*Directions*. Pictures in the data below are not part of the copy; transcribe everything else exactly.

*Record list*.
────

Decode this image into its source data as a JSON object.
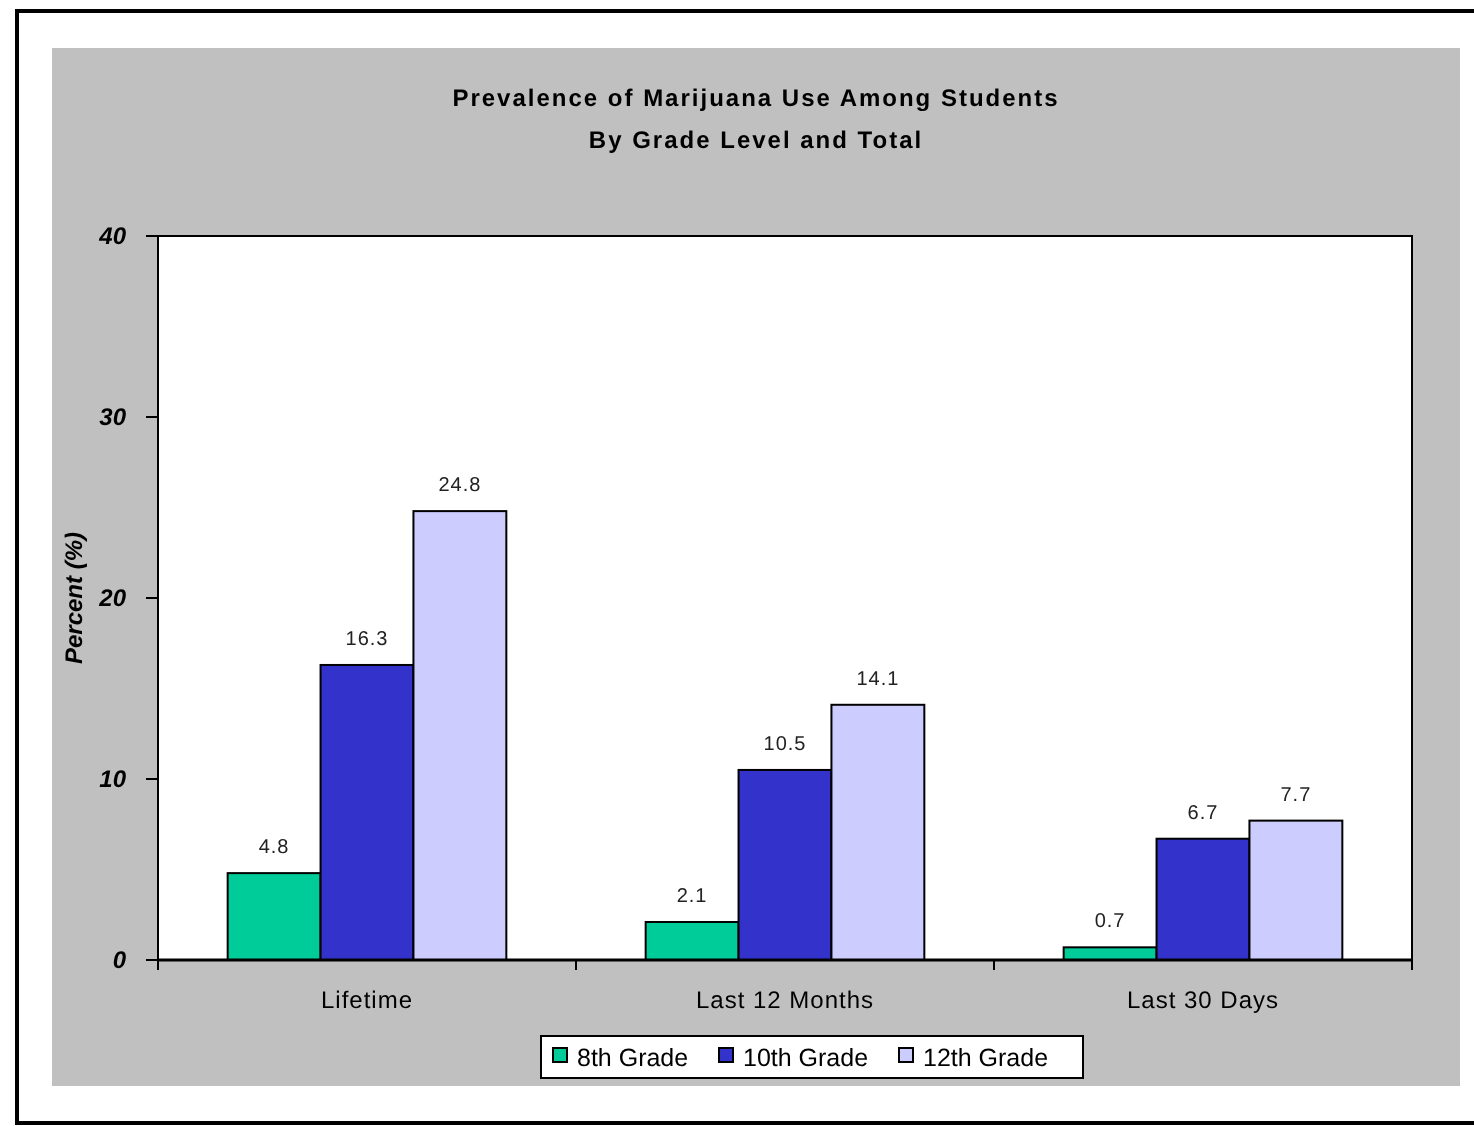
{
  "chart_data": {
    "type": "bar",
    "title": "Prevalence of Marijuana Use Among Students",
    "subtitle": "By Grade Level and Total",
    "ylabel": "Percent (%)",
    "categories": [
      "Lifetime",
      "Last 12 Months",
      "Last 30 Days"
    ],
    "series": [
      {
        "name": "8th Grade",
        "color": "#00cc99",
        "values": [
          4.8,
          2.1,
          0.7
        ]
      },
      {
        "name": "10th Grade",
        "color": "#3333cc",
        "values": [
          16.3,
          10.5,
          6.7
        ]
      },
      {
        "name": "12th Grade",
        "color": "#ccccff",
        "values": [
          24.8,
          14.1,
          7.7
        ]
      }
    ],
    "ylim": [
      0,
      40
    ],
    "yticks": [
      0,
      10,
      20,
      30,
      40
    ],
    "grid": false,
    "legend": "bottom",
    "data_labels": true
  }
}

────

*Solution to the problem*.
Decode this image into its source data as a JSON object.
{
  "chart_data": {
    "type": "bar",
    "title": "Prevalence of Marijuana Use Among Students",
    "subtitle": "By Grade Level and Total",
    "ylabel": "Percent (%)",
    "categories": [
      "Lifetime",
      "Last 12 Months",
      "Last 30 Days"
    ],
    "series": [
      {
        "name": "8th Grade",
        "color": "#00cc99",
        "values": [
          4.8,
          2.1,
          0.7
        ]
      },
      {
        "name": "10th Grade",
        "color": "#3333cc",
        "values": [
          16.3,
          10.5,
          6.7
        ]
      },
      {
        "name": "12th Grade",
        "color": "#ccccff",
        "values": [
          24.8,
          14.1,
          7.7
        ]
      }
    ],
    "ylim": [
      0,
      40
    ],
    "yticks": [
      0,
      10,
      20,
      30,
      40
    ],
    "grid": false,
    "legend": "bottom",
    "data_labels": true
  }
}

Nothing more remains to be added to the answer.